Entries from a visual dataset
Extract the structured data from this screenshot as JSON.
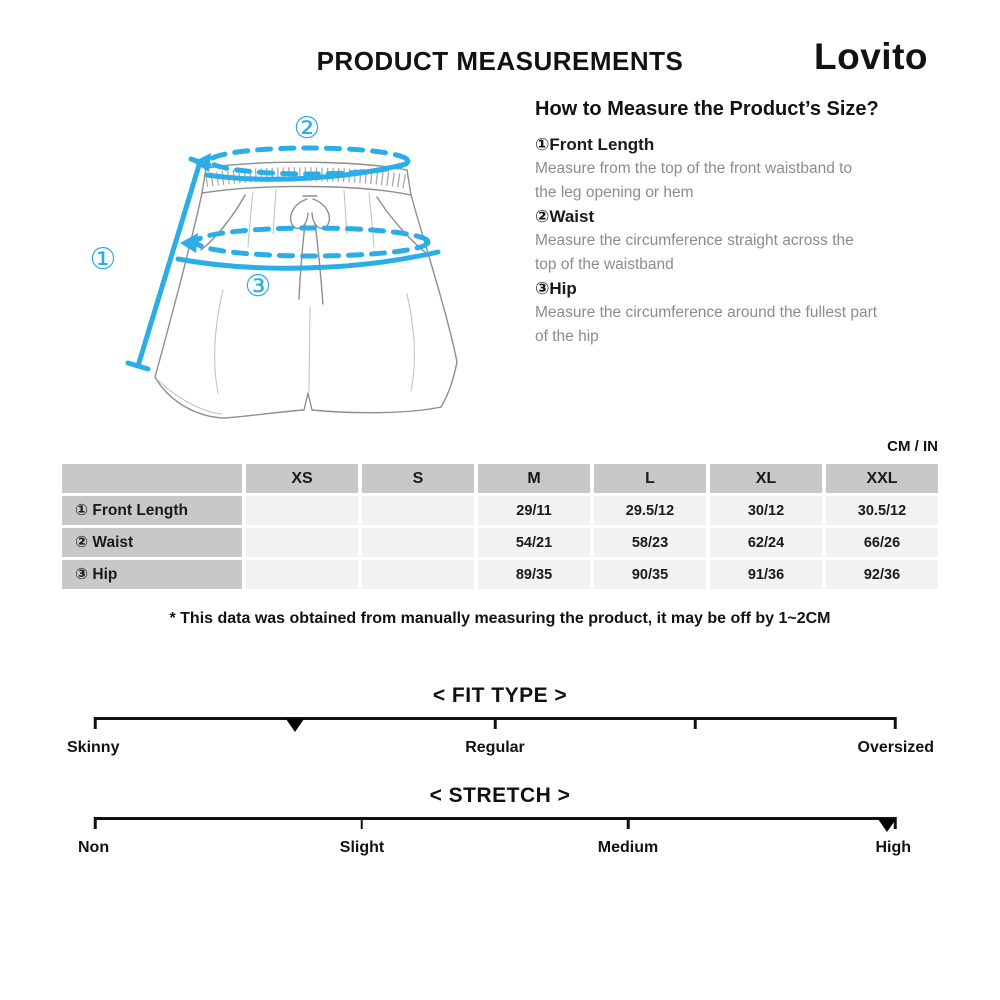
{
  "header": {
    "title": "PRODUCT MEASUREMENTS",
    "brand": "Lovito"
  },
  "diagram": {
    "accent_color": "#2BAEE8",
    "annotations": [
      "①",
      "②",
      "③"
    ]
  },
  "how_to": {
    "heading": "How to Measure the Product’s Size?",
    "items": [
      {
        "num": "①",
        "label": "Front Length",
        "desc": "Measure from the top of the front waistband to\nthe leg opening or hem"
      },
      {
        "num": "②",
        "label": "Waist",
        "desc": "Measure the circumference straight across the\ntop of the waistband"
      },
      {
        "num": "③",
        "label": "Hip",
        "desc": "Measure the circumference around the fullest part\nof the hip"
      }
    ]
  },
  "units_label": "CM / IN",
  "size_table": {
    "columns": [
      "",
      "XS",
      "S",
      "M",
      "L",
      "XL",
      "XXL"
    ],
    "rows": [
      {
        "label": "① Front Length",
        "values": [
          "",
          "",
          "29/11",
          "29.5/12",
          "30/12",
          "30.5/12"
        ]
      },
      {
        "label": "② Waist",
        "values": [
          "",
          "",
          "54/21",
          "58/23",
          "62/24",
          "66/26"
        ]
      },
      {
        "label": "③ Hip",
        "values": [
          "",
          "",
          "89/35",
          "90/35",
          "91/36",
          "92/36"
        ]
      }
    ]
  },
  "footnote": "* This data was obtained from manually measuring the product, it may be off by 1~2CM",
  "scales": {
    "fit_type": {
      "heading": "< FIT TYPE >",
      "labels": [
        "Skinny",
        "Regular",
        "Oversized"
      ],
      "marker_position_pct": 25
    },
    "stretch": {
      "heading": "< STRETCH >",
      "labels": [
        "Non",
        "Slight",
        "Medium",
        "High"
      ],
      "marker_position_pct": 99
    }
  }
}
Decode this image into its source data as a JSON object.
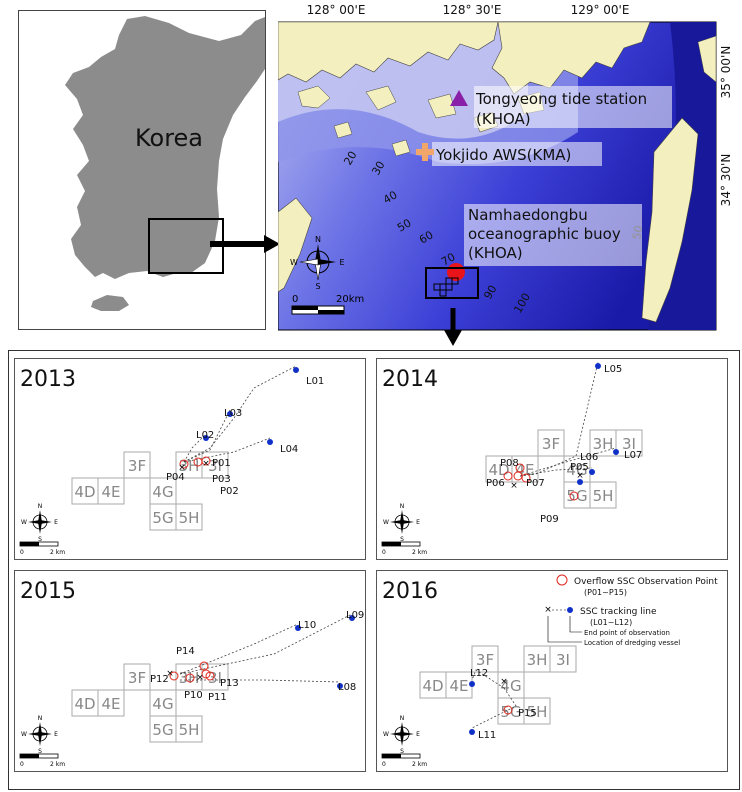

What to produce
Copy out every line of the data that includes the word "Length".

Output
        "label": "Front Length",
        "label": "① Front Length",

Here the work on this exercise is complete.